Find the lines that hold "people". Report only how many there are.

Material provided:
========================================================================
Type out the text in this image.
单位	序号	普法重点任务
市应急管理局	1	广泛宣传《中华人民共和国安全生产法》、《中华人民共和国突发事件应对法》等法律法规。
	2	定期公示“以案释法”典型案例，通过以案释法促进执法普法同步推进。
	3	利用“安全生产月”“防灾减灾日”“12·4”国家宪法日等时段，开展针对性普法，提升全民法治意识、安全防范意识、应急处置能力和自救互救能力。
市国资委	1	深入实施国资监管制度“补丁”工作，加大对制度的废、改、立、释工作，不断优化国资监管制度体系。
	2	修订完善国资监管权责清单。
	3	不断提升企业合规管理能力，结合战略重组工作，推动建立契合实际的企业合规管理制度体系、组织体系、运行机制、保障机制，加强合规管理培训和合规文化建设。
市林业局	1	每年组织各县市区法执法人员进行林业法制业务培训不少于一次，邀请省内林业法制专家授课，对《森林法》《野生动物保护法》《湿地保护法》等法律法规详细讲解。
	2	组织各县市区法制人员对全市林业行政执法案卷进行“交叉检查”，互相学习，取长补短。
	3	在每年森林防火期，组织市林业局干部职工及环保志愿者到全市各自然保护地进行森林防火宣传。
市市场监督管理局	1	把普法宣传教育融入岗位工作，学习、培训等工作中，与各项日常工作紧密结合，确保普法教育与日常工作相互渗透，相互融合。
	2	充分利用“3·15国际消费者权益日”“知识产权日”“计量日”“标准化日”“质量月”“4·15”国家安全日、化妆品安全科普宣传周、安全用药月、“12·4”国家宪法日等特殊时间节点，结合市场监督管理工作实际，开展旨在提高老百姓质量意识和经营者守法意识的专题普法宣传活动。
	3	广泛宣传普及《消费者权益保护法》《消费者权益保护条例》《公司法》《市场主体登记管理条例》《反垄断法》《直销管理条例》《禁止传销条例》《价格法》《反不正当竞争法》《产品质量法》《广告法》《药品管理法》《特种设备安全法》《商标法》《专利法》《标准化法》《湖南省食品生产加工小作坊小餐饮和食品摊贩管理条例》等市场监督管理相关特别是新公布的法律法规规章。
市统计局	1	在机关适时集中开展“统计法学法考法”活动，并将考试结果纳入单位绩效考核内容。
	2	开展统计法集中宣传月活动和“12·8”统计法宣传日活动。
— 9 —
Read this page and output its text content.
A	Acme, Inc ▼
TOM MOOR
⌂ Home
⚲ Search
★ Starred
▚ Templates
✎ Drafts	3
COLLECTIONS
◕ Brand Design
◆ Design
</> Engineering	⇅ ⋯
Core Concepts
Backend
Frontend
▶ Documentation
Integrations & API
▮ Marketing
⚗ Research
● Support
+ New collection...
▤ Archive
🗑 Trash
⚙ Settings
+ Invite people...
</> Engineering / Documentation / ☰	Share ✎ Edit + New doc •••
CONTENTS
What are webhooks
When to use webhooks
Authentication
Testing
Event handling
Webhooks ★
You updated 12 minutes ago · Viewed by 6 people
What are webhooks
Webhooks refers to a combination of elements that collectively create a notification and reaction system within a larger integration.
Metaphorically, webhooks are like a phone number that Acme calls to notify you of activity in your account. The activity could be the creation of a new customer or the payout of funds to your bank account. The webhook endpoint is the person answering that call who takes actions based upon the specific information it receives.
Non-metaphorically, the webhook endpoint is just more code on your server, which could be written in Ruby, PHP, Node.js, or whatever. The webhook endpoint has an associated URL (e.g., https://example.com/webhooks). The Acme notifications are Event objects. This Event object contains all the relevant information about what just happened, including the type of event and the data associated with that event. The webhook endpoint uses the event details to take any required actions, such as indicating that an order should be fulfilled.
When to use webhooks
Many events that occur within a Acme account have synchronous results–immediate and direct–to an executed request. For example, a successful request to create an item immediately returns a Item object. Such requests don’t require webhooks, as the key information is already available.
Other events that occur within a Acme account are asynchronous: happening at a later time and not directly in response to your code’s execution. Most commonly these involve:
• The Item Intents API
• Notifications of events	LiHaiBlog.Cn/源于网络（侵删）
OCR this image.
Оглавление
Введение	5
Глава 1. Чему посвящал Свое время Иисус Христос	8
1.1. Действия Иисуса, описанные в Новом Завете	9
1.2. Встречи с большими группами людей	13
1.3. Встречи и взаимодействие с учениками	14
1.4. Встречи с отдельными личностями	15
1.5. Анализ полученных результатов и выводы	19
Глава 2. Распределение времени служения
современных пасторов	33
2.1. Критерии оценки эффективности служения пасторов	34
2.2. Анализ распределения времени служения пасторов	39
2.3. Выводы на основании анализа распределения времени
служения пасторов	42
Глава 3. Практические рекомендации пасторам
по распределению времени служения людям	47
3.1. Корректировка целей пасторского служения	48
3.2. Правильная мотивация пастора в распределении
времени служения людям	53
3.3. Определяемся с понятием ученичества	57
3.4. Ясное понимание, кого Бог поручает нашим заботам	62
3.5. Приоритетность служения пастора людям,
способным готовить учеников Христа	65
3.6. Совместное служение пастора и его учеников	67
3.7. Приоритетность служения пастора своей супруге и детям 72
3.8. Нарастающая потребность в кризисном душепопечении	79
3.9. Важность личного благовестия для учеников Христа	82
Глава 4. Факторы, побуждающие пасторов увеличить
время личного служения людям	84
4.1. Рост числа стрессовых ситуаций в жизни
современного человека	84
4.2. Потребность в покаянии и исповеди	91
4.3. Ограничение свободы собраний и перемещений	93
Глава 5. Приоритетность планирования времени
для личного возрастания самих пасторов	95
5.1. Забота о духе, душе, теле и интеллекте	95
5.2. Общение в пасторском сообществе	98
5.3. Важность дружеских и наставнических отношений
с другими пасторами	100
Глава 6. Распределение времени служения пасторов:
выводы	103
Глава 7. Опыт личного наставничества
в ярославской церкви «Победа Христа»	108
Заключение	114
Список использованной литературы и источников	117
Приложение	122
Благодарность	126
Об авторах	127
========================================================================
Result of this task: 2